> _INSTRUCTION_:
Identify every line in the records below that contains the word "นางสาวจาร", and reproduce each one.

> _DATA SHOWN_:
:::
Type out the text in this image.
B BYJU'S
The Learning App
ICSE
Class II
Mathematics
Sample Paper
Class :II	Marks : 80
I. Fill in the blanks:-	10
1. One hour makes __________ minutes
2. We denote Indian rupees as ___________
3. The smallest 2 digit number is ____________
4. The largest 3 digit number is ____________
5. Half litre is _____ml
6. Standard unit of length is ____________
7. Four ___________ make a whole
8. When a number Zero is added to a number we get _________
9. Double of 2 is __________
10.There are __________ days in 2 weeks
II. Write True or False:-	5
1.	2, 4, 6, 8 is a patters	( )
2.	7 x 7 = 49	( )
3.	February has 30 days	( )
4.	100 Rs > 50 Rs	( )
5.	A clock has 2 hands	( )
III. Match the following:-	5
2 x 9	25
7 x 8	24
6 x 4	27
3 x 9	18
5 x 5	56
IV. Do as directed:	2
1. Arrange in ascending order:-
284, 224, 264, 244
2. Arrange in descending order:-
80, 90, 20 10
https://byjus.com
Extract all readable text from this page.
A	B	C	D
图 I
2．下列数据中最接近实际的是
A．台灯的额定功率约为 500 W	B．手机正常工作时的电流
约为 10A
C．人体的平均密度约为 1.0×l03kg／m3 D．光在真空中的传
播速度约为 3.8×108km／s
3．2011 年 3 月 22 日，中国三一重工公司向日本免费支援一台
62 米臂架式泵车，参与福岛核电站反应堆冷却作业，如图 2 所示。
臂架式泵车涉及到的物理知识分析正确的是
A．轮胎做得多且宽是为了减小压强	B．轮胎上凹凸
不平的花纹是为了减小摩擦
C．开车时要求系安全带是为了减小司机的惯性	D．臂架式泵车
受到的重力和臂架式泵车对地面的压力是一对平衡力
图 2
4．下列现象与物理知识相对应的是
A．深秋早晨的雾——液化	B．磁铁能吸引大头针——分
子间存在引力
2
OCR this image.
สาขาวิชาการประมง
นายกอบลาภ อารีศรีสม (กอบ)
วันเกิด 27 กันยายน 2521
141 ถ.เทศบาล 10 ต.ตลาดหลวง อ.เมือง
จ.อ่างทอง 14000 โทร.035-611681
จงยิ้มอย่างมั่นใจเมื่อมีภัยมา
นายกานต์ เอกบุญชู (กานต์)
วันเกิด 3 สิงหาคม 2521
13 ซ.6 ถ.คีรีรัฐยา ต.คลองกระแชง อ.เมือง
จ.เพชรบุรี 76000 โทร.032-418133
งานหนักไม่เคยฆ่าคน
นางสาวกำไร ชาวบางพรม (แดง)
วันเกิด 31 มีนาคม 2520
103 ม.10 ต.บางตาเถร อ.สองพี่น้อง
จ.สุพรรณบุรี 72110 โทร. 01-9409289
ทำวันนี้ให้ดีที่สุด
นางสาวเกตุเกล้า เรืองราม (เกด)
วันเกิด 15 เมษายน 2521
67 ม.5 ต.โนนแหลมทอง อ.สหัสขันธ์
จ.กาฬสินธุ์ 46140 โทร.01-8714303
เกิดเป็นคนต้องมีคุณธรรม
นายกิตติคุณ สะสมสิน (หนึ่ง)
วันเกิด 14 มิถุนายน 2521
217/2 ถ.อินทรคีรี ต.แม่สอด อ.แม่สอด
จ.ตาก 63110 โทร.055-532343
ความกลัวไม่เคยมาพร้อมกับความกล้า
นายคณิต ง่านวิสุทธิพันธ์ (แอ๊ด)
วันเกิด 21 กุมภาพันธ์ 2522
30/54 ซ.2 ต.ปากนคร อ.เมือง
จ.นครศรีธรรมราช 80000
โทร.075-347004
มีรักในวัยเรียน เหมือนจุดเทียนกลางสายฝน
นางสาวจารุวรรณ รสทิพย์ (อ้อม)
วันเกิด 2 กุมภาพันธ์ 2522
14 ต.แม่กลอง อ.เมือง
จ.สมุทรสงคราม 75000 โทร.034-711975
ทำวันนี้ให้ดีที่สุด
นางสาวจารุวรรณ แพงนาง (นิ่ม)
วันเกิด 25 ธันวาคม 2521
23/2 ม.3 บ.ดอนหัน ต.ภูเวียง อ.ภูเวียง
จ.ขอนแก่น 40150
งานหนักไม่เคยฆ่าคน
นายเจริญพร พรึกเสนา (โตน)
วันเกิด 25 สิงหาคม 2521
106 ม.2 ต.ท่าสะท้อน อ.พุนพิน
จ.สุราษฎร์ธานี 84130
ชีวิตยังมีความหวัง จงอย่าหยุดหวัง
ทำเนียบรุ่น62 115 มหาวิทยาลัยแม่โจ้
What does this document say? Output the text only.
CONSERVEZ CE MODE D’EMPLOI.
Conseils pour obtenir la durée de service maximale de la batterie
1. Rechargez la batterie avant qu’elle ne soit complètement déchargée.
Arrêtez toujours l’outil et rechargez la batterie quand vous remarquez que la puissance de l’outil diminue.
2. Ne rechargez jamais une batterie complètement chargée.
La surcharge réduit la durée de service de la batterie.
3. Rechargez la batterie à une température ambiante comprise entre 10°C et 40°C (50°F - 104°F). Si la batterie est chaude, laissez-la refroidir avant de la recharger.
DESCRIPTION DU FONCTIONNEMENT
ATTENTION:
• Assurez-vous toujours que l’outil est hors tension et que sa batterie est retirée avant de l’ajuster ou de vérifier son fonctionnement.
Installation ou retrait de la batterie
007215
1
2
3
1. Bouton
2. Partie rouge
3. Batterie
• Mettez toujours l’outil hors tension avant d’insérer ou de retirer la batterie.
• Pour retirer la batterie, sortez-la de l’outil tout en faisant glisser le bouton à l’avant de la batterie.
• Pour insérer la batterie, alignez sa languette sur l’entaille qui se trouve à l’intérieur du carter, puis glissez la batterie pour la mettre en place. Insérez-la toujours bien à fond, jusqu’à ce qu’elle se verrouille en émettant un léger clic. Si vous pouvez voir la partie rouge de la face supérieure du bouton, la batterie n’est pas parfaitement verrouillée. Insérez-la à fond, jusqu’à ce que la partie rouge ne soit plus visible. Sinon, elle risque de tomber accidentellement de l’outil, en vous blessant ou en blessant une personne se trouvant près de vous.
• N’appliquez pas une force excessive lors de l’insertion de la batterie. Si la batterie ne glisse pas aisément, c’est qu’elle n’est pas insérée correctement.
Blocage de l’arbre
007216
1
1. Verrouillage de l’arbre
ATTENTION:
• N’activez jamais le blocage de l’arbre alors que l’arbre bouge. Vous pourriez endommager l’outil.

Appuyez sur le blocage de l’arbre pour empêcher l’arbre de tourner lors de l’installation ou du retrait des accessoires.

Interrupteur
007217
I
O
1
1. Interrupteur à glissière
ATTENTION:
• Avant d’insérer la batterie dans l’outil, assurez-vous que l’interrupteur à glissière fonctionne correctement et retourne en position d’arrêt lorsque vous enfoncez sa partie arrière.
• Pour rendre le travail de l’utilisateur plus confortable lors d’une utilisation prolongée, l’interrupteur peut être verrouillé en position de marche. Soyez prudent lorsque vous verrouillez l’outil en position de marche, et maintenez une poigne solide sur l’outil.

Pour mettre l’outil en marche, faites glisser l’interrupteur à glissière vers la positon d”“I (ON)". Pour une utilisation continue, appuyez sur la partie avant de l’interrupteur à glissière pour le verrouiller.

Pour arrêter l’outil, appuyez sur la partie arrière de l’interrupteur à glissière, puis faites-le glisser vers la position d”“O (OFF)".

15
:::
> _CORRECT ANSWER_:
นางสาวจารุวรรณ รสทิพย์ (อ้อม)
นางสาวจารุวรรณ แพงนาง (นิ่ม)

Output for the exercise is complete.